> WHAT YOU WILL DO
All the records that follow need to be reproduced exactly. Omit the images.
>> Start GIVEN ENTRIES
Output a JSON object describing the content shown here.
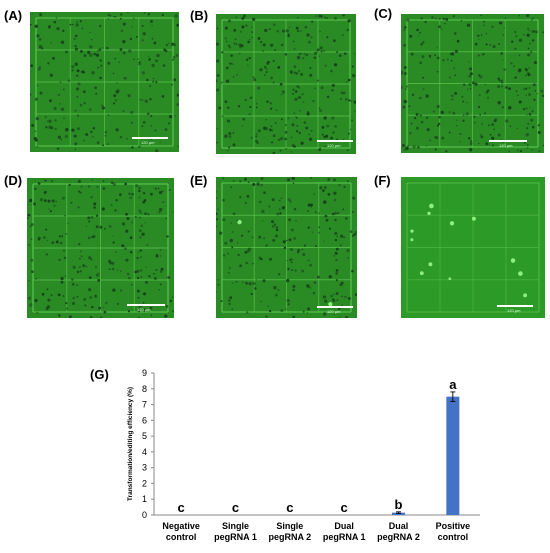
{
  "panels": [
    {
      "label": "(A)",
      "scale": "120 μm"
    },
    {
      "label": "(B)",
      "scale": "120 μm"
    },
    {
      "label": "(C)",
      "scale": "120 μm"
    },
    {
      "label": "(D)",
      "scale": "120 μm"
    },
    {
      "label": "(E)",
      "scale": "120 μm"
    },
    {
      "label": "(F)",
      "scale": "120 μm"
    }
  ],
  "chart_label": "(G)",
  "colors": {
    "bar": "#4472c4",
    "micro_bg": "#2a8a24",
    "grid_line": "#58c04c",
    "cell": "#14401a",
    "fluor": "#9cff8c"
  },
  "chart_data": {
    "type": "bar",
    "title": "",
    "xlabel": "",
    "ylabel": "Transformation/editing efficiency (%)",
    "ylim": [
      0,
      9
    ],
    "yticks": [
      0,
      1,
      2,
      3,
      4,
      5,
      6,
      7,
      8,
      9
    ],
    "categories": [
      [
        "Negative",
        "control"
      ],
      [
        "Single",
        "pegRNA 1"
      ],
      [
        "Single",
        "pegRNA 2"
      ],
      [
        "Dual",
        "pegRNA 1"
      ],
      [
        "Dual",
        "pegRNA 2"
      ],
      [
        "Positive",
        "control"
      ]
    ],
    "values": [
      0,
      0,
      0,
      0,
      0.15,
      7.5
    ],
    "errors": [
      0,
      0,
      0,
      0,
      0.05,
      0.3
    ],
    "letters": [
      "c",
      "c",
      "c",
      "c",
      "b",
      "a"
    ]
  }
}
>> End GIVEN ENTRIES
> RESPONSE
Output a JSON object describing the content shown here.
{
  "panels": [
    {
      "label": "(A)",
      "scale": "120 μm"
    },
    {
      "label": "(B)",
      "scale": "120 μm"
    },
    {
      "label": "(C)",
      "scale": "120 μm"
    },
    {
      "label": "(D)",
      "scale": "120 μm"
    },
    {
      "label": "(E)",
      "scale": "120 μm"
    },
    {
      "label": "(F)",
      "scale": "120 μm"
    }
  ],
  "chart_label": "(G)",
  "colors": {
    "bar": "#4472c4",
    "micro_bg": "#2a8a24",
    "grid_line": "#58c04c",
    "cell": "#14401a",
    "fluor": "#9cff8c"
  },
  "chart_data": {
    "type": "bar",
    "title": "",
    "xlabel": "",
    "ylabel": "Transformation/editing efficiency (%)",
    "ylim": [
      0,
      9
    ],
    "yticks": [
      0,
      1,
      2,
      3,
      4,
      5,
      6,
      7,
      8,
      9
    ],
    "categories": [
      [
        "Negative",
        "control"
      ],
      [
        "Single",
        "pegRNA 1"
      ],
      [
        "Single",
        "pegRNA 2"
      ],
      [
        "Dual",
        "pegRNA 1"
      ],
      [
        "Dual",
        "pegRNA 2"
      ],
      [
        "Positive",
        "control"
      ]
    ],
    "values": [
      0,
      0,
      0,
      0,
      0.15,
      7.5
    ],
    "errors": [
      0,
      0,
      0,
      0,
      0.05,
      0.3
    ],
    "letters": [
      "c",
      "c",
      "c",
      "c",
      "b",
      "a"
    ]
  }
}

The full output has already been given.